[Excerpts from a figure dataset]
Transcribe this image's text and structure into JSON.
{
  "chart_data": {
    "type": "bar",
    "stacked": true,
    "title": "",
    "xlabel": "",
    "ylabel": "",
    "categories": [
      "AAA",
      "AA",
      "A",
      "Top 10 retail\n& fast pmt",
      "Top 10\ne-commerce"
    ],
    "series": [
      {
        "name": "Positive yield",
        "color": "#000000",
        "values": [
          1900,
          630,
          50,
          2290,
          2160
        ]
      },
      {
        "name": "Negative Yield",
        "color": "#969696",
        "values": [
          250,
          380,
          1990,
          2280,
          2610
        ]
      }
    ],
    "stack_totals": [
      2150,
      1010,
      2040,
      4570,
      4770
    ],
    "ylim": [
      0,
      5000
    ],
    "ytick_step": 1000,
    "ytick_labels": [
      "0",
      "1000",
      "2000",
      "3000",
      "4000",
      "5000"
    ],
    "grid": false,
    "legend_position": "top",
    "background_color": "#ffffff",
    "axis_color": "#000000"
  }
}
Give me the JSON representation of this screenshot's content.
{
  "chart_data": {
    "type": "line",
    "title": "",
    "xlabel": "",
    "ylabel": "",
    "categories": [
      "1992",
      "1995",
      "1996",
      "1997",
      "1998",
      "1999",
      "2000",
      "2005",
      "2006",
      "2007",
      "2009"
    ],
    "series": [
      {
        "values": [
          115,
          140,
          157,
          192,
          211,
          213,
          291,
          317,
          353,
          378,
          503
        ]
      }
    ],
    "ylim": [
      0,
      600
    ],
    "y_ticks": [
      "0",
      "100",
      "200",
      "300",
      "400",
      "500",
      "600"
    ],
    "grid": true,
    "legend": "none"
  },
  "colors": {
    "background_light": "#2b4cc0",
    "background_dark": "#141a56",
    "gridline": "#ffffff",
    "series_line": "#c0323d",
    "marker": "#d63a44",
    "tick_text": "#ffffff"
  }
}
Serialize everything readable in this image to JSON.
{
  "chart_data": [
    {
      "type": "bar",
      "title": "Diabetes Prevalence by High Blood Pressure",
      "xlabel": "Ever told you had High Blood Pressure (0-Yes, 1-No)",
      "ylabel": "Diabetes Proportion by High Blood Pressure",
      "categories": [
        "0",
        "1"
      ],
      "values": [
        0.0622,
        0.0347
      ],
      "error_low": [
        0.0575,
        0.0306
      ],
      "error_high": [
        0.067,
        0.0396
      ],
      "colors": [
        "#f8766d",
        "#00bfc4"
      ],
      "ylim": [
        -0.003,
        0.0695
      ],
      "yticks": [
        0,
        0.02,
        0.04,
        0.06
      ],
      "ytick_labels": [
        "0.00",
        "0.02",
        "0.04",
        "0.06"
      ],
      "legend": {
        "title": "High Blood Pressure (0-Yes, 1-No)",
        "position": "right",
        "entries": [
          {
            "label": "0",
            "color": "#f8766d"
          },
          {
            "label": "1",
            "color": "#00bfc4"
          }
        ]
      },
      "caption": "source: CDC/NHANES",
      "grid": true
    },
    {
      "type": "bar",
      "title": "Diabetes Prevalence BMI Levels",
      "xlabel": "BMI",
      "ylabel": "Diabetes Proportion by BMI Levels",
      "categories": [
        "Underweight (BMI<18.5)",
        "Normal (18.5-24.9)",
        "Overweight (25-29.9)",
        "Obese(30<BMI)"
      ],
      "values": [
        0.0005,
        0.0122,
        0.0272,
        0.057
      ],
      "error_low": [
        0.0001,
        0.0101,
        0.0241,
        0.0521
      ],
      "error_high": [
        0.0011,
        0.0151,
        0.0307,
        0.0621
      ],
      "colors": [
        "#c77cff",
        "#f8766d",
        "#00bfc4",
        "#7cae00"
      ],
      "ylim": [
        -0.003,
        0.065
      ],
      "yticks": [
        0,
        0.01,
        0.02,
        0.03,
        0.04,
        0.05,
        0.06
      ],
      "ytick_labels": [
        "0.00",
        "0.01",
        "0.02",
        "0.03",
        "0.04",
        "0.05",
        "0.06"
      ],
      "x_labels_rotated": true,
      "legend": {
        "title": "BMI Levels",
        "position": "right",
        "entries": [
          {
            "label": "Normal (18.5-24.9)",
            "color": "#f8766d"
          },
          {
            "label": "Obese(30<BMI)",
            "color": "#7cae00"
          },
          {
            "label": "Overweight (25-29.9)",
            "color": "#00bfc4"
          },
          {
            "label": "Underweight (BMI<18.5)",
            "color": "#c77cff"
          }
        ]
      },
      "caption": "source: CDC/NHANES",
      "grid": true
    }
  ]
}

▶ **What the task requires**: Copy out each line in the listing that has the word "Proportion".

▶ **Solution for this task**:
      "ylabel": "Diabetes Proportion by High Blood Pressure",
      "ylabel": "Diabetes Proportion by BMI Levels",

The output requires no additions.